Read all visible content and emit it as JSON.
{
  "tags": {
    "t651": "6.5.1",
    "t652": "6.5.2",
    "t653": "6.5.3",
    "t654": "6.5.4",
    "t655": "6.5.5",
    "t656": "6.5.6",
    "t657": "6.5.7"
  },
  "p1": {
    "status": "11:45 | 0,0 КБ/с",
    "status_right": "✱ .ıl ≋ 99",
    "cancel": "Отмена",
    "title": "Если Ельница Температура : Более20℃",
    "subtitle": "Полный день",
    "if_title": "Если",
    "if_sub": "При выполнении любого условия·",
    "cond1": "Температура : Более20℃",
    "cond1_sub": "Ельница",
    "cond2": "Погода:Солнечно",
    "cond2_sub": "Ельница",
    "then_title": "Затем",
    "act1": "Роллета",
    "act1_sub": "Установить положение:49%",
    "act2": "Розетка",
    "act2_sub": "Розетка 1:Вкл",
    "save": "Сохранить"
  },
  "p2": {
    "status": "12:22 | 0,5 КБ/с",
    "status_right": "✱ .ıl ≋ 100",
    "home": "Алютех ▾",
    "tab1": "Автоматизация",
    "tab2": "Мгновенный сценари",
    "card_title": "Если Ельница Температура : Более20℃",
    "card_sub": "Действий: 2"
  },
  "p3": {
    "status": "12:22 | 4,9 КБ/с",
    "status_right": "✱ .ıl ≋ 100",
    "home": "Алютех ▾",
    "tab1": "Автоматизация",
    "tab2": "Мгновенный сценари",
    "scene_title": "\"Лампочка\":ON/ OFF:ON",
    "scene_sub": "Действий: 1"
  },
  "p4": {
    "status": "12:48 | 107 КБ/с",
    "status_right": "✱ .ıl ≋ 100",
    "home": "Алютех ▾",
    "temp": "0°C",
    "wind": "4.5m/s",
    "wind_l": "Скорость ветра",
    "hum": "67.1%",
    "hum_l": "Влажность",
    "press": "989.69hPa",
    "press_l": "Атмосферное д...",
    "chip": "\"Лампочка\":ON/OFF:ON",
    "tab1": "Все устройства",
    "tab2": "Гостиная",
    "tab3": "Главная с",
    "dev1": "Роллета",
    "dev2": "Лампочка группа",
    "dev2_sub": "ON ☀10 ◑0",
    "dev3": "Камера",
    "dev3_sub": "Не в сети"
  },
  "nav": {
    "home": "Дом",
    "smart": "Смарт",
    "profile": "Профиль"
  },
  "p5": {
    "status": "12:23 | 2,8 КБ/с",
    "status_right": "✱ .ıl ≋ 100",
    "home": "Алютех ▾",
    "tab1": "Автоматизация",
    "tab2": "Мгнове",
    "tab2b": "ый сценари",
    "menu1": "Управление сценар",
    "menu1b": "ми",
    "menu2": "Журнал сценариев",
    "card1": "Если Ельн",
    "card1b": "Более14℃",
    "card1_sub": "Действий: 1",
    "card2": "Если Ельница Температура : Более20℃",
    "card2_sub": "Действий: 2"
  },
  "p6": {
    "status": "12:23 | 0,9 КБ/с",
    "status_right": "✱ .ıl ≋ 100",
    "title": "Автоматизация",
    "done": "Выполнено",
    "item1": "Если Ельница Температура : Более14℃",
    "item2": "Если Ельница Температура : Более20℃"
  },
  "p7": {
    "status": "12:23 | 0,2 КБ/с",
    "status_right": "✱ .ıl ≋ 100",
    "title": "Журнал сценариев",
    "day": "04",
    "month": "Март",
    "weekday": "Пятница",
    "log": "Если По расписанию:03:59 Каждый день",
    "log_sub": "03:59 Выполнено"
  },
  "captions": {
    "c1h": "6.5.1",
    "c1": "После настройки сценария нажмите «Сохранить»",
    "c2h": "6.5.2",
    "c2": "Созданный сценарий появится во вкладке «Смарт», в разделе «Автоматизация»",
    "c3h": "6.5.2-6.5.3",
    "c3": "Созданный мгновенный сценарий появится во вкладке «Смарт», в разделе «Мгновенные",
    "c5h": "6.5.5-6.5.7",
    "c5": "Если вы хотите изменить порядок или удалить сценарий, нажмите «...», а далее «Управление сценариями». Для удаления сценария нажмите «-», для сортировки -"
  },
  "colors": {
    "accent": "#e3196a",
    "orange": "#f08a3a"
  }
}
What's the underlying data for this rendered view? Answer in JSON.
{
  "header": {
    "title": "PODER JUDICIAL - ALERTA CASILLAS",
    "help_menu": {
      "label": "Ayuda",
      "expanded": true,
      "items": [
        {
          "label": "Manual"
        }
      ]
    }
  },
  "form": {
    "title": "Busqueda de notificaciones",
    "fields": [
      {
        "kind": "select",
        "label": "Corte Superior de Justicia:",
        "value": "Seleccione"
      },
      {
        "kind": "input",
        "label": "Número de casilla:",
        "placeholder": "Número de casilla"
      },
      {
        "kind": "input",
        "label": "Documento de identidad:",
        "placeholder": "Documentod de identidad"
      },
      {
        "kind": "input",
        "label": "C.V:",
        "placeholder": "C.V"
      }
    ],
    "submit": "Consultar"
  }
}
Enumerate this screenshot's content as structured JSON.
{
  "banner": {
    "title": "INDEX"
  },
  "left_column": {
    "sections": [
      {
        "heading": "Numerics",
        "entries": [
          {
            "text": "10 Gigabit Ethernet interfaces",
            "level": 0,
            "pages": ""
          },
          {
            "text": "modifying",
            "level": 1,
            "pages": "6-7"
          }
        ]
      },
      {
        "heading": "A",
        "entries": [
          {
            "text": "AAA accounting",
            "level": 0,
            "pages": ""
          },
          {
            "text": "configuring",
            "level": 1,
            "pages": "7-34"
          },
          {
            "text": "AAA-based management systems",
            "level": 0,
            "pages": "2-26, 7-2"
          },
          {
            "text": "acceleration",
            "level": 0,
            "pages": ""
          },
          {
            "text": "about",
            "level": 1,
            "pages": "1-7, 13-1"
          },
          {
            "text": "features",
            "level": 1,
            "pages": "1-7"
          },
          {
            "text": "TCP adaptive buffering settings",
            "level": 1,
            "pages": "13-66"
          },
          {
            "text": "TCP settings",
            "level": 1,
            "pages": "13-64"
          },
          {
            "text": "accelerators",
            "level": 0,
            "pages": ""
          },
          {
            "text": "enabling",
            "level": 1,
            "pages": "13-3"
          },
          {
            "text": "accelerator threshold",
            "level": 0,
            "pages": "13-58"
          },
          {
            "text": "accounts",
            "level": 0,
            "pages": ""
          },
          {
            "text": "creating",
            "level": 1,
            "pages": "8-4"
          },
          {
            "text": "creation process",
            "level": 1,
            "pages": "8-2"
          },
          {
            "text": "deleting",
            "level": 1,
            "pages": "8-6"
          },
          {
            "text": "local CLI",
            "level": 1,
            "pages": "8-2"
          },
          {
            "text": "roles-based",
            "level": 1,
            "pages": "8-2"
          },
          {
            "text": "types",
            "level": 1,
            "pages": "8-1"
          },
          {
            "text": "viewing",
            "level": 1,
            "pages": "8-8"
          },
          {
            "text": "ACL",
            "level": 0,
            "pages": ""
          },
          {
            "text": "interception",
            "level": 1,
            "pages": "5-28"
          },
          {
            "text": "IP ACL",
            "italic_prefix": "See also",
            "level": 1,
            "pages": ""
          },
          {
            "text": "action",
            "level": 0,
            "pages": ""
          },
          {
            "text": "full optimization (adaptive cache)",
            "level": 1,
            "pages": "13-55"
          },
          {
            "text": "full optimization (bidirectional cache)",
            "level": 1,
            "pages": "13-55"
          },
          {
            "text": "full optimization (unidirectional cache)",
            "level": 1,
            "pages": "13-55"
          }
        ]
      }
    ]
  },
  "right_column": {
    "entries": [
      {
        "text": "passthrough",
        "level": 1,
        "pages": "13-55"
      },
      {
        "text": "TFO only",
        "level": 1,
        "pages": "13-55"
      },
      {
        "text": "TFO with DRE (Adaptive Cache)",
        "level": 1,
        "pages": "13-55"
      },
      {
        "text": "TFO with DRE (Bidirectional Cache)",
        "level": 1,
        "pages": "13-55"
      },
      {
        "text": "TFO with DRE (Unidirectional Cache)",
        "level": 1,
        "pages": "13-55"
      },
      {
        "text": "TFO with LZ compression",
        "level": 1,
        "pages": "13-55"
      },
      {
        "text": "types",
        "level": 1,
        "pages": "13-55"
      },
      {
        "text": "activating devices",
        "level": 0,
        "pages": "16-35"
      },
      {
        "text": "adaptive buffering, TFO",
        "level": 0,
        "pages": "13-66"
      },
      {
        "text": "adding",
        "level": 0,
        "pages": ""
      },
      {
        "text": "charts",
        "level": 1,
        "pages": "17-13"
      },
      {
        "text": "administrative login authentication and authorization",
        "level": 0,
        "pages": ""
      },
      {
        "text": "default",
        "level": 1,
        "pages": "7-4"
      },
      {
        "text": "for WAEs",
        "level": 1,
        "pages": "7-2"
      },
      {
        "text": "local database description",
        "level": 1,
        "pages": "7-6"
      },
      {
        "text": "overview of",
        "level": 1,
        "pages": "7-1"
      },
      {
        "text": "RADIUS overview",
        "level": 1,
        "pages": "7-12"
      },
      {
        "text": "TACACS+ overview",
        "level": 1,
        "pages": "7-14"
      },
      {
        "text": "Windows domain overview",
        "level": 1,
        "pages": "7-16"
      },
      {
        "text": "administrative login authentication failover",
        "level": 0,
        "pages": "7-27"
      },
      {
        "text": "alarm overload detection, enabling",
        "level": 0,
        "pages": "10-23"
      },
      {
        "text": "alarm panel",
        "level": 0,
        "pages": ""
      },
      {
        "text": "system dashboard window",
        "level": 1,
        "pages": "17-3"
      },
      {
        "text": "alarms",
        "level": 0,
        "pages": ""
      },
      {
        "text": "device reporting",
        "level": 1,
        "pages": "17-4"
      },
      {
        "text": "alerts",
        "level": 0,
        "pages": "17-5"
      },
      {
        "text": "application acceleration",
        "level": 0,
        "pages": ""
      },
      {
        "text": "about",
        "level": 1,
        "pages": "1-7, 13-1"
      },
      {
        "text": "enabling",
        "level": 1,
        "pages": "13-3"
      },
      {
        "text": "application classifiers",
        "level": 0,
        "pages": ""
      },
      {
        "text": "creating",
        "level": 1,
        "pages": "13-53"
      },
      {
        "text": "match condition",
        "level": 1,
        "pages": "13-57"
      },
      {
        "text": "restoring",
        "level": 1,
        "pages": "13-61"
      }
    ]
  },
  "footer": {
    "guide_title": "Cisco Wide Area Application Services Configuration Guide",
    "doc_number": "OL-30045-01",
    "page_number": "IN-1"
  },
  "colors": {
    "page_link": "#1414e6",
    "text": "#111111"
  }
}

— AIM OF THE EXERCISE —
Check each line above for the word "content" and copy the ones that have it.

— EXERCISE RESPONSE —
Read all visible content and emit it as JSON.
Enumerate this screenshot's content as structured JSON.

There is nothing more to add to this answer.